## start RECORDS SUPPLIED

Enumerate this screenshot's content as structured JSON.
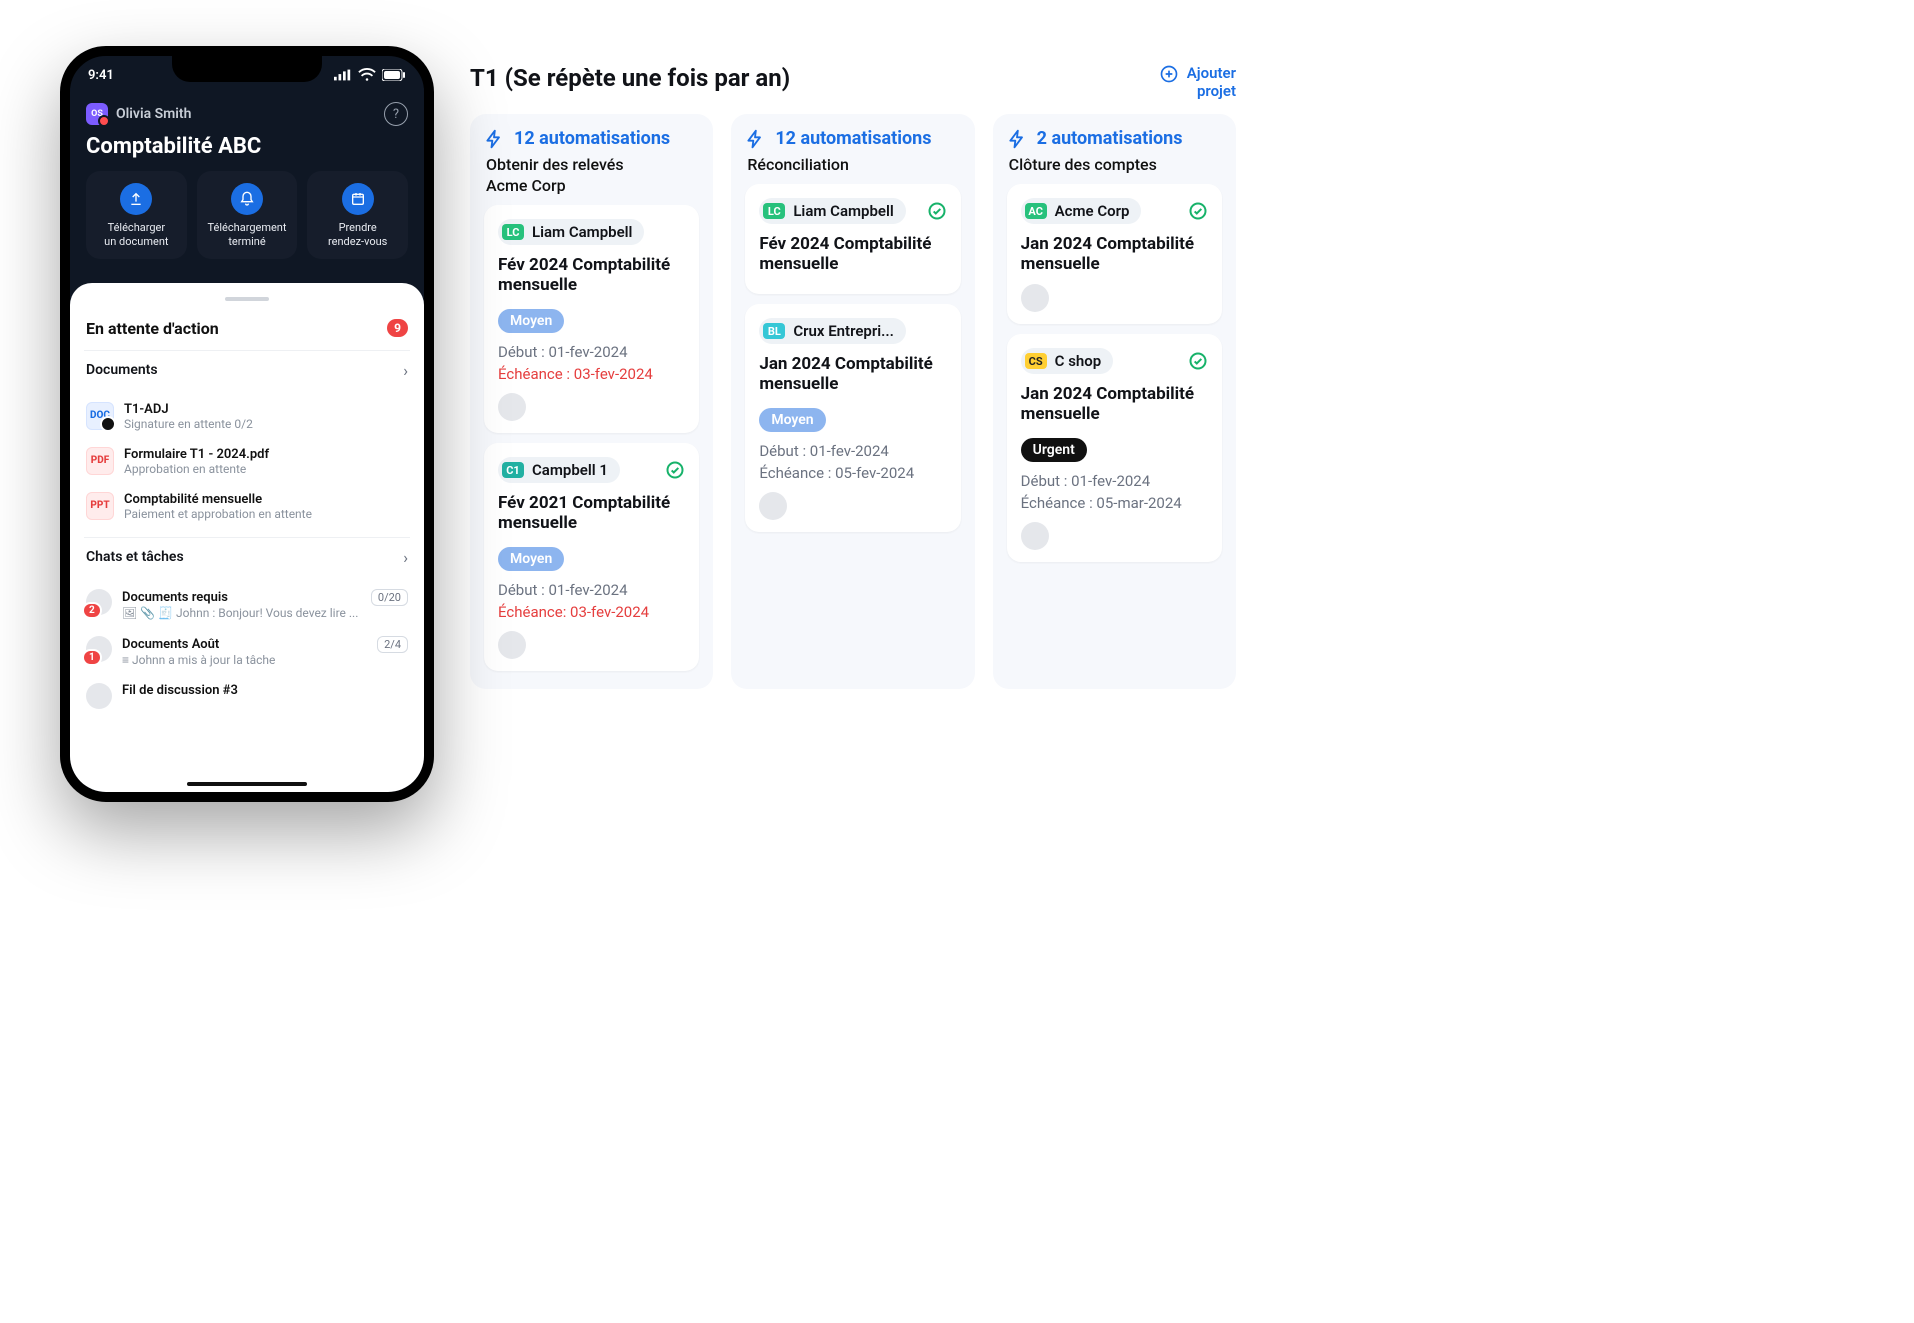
{
  "desktop": {
    "title": "T1 (Se répète une fois par an)",
    "add": {
      "plus": "+",
      "line1": "Ajouter",
      "line2": "projet"
    },
    "columns": [
      {
        "automations": "12 automatisations",
        "subtitle1": "Obtenir des relevés",
        "subtitle2": "Acme Corp",
        "cards": [
          {
            "iniCls": "green",
            "ini": "LC",
            "name": "Liam Campbell",
            "check": false,
            "title": "Fév 2024 Comptabilité mensuelle",
            "pill": "Moyen",
            "pillCls": "medium",
            "start": "Début : 01-fev-2024",
            "due": "Échéance : 03-fev-2024",
            "dueRed": true,
            "avatar": true
          },
          {
            "iniCls": "teal",
            "ini": "C1",
            "name": "Campbell 1",
            "check": true,
            "title": "Fév 2021 Comptabilité mensuelle",
            "pill": "Moyen",
            "pillCls": "medium",
            "start": "Début : 01-fev-2024",
            "due": "Échéance: 03-fev-2024",
            "dueRed": true,
            "avatar": true
          }
        ]
      },
      {
        "automations": "12 automatisations",
        "subtitle1": "Réconciliation",
        "subtitle2": "",
        "cards": [
          {
            "iniCls": "green",
            "ini": "LC",
            "name": "Liam Campbell",
            "check": true,
            "title": "Fév 2024 Comptabilité mensuelle",
            "pill": "",
            "pillCls": "",
            "start": "",
            "due": "",
            "dueRed": false,
            "avatar": false
          },
          {
            "iniCls": "lblue",
            "ini": "BL",
            "name": "Crux Entrepri...",
            "check": false,
            "title": "Jan 2024 Comptabilité mensuelle",
            "pill": "Moyen",
            "pillCls": "medium",
            "start": "Début : 01-fev-2024",
            "due": "Échéance : 05-fev-2024",
            "dueRed": false,
            "avatar": true
          }
        ]
      },
      {
        "automations": "2 automatisations",
        "subtitle1": "Clôture des comptes",
        "subtitle2": "",
        "cards": [
          {
            "iniCls": "green",
            "ini": "AC",
            "name": "Acme Corp",
            "check": true,
            "title": "Jan 2024 Comptabilité mensuelle",
            "pill": "",
            "pillCls": "",
            "start": "",
            "due": "",
            "dueRed": false,
            "avatar": true
          },
          {
            "iniCls": "yellow",
            "ini": "CS",
            "name": "C shop",
            "check": true,
            "title": "Jan 2024 Comptabilité mensuelle",
            "pill": "Urgent",
            "pillCls": "urgent",
            "start": "Début : 01-fev-2024",
            "due": "Échéance : 05-mar-2024",
            "dueRed": false,
            "avatar": true
          }
        ]
      }
    ]
  },
  "phone": {
    "time": "9:41",
    "user": {
      "initials": "OS",
      "name": "Olivia Smith"
    },
    "heading": "Comptabilité ABC",
    "actions": [
      {
        "label": "Télécharger\nun document",
        "icon": "upload"
      },
      {
        "label": "Téléchargement\nterminé",
        "icon": "bell"
      },
      {
        "label": "Prendre\nrendez-vous",
        "icon": "calendar"
      }
    ],
    "pending": {
      "title": "En attente d'action",
      "count": "9"
    },
    "docs": {
      "title": "Documents",
      "items": [
        {
          "icon": "doc1",
          "iconText": "DOC",
          "a": "T1-ADJ",
          "b": "Signature en attente 0/2"
        },
        {
          "icon": "pdf",
          "iconText": "PDF",
          "a": "Formulaire T1 - 2024.pdf",
          "b": "Approbation en attente"
        },
        {
          "icon": "ppt",
          "iconText": "PPT",
          "a": "Comptabilité mensuelle",
          "b": "Paiement et approbation en attente"
        }
      ]
    },
    "chats": {
      "title": "Chats et tâches",
      "items": [
        {
          "badge": "2",
          "a": "Documents requis",
          "right": "0/20",
          "b": "🖼 📎 🧾 Johnn : Bonjour! Vous devez lire ..."
        },
        {
          "badge": "1",
          "a": "Documents Août",
          "right": "2/4",
          "b": "≡ Johnn a mis à jour la tâche"
        },
        {
          "badge": "",
          "a": "Fil de discussion #3",
          "right": "",
          "b": ""
        }
      ]
    }
  }
}
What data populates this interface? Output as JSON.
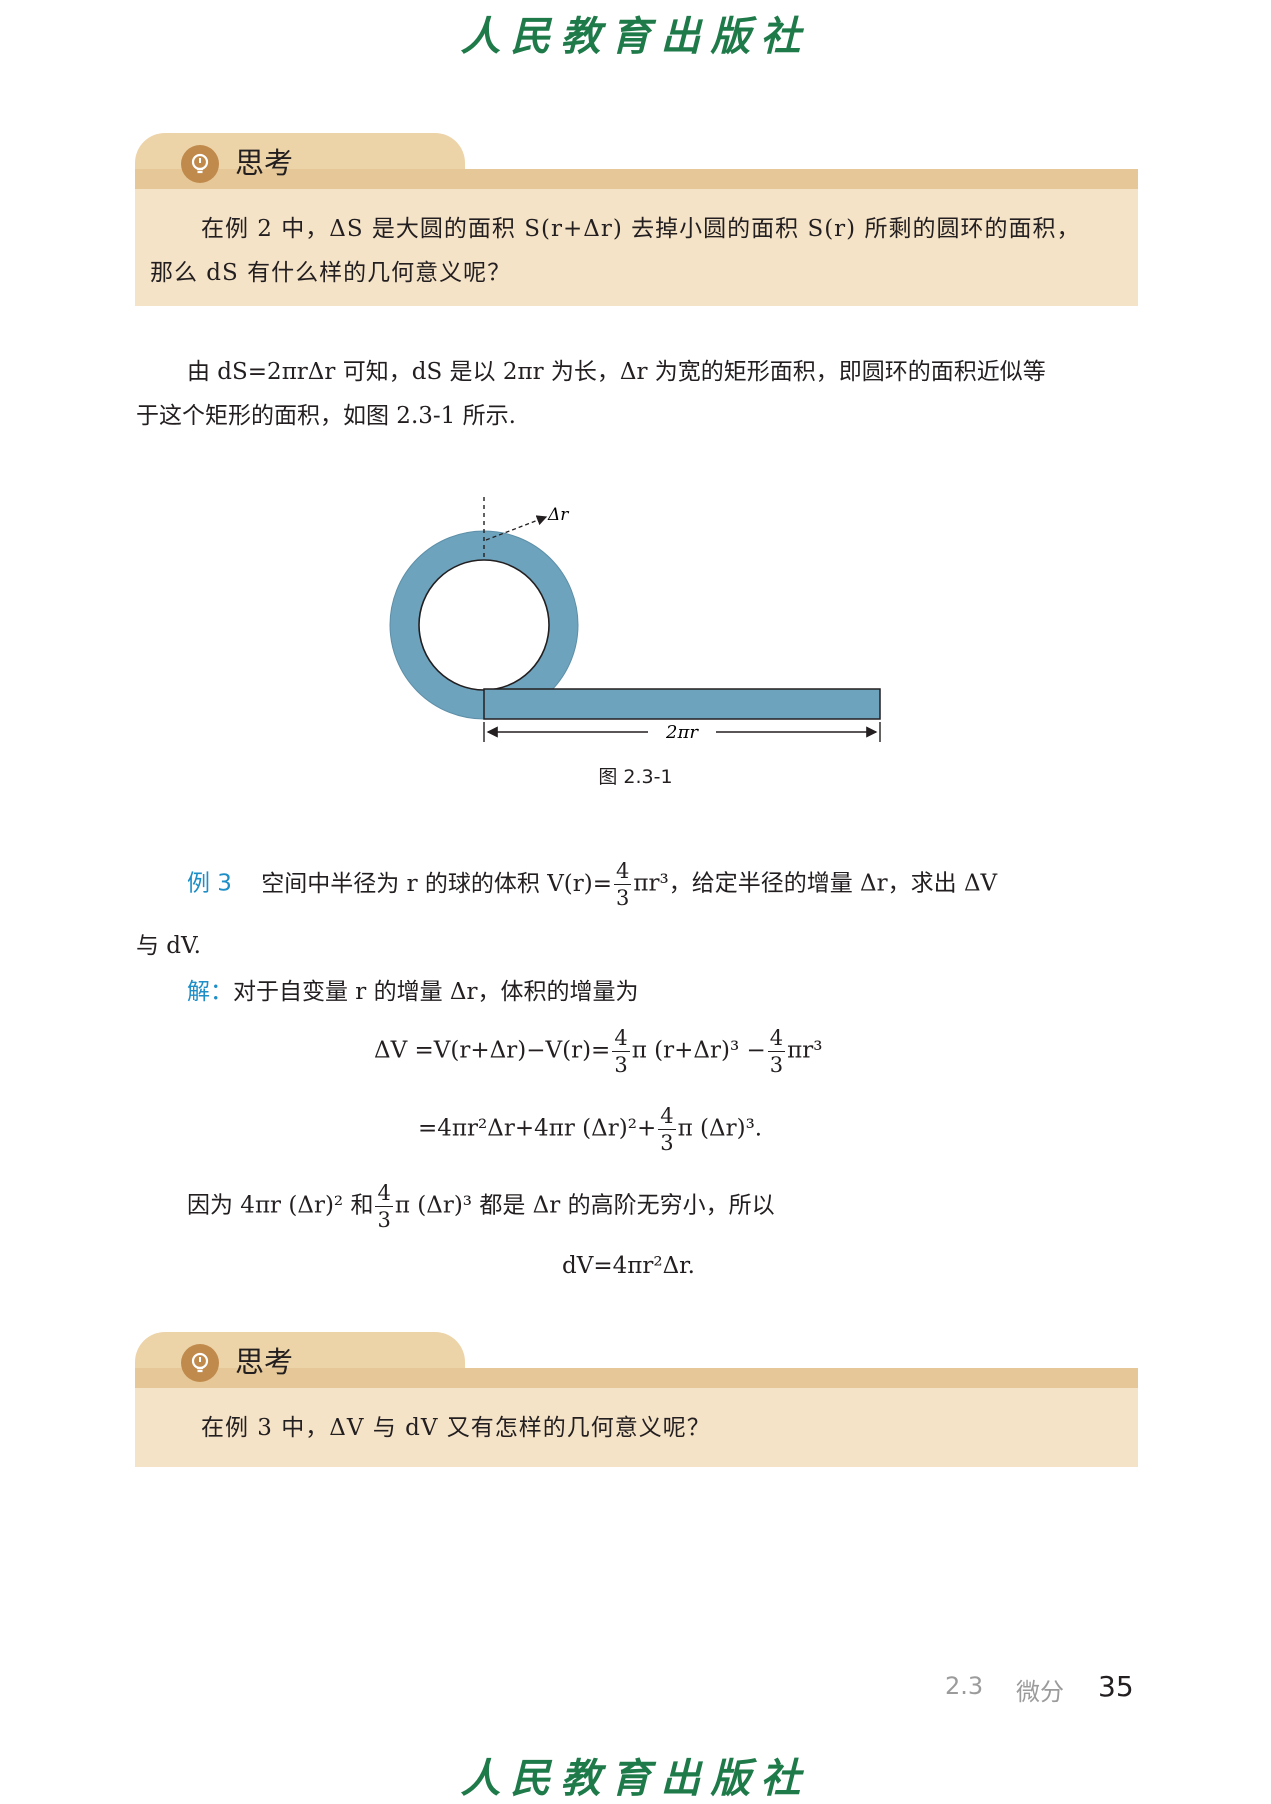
{
  "brand": "人民教育出版社",
  "think1": {
    "title": "思考",
    "line1": "在例 2 中，ΔS 是大圆的面积 S(r+Δr) 去掉小圆的面积 S(r) 所剩的圆环的面积，",
    "line2": "那么 dS 有什么样的几何意义呢？"
  },
  "para1": {
    "line1": "由 dS=2πrΔr 可知，dS 是以 2πr 为长，Δr 为宽的矩形面积，即圆环的面积近似等",
    "line2": "于这个矩形的面积，如图 2.3-1 所示."
  },
  "figure": {
    "dr_label": "Δr",
    "len_label": "2πr",
    "caption": "图 2.3-1"
  },
  "example3": {
    "label": "例 3",
    "text_before": "空间中半径为 r 的球的体积 V(r)=",
    "text_after": "πr³，给定半径的增量 Δr，求出 ΔV",
    "line2": "与 dV."
  },
  "solution": {
    "label": "解：",
    "intro": "对于自变量 r 的增量 Δr，体积的增量为",
    "eq1_a": "ΔV =V(r+Δr)−V(r)=",
    "eq1_b": "π (r+Δr)³ −",
    "eq1_c": "πr³",
    "eq2_a": "=4πr²Δr+4πr (Δr)²+",
    "eq2_b": "π (Δr)³.",
    "because_a": "因为 4πr (Δr)² 和",
    "because_b": "π (Δr)³ 都是 Δr 的高阶无穷小，所以",
    "result": "dV=4πr²Δr."
  },
  "frac": {
    "num": "4",
    "den": "3"
  },
  "think2": {
    "title": "思考",
    "line1": "在例 3 中，ΔV 与 dV 又有怎样的几何意义呢？"
  },
  "footer": {
    "section": "2.3",
    "title": "微分",
    "page": "35"
  }
}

## end RECORDS SUPPLIED

AIM OF THE EXERCISE:
From the data, list each line in which the string "attente" appears.

EXERCISE RESULT:
      "title": "En attente d'action",
          "b": "Signature en attente 0/2"
          "b": "Approbation en attente"
          "b": "Paiement et approbation en attente"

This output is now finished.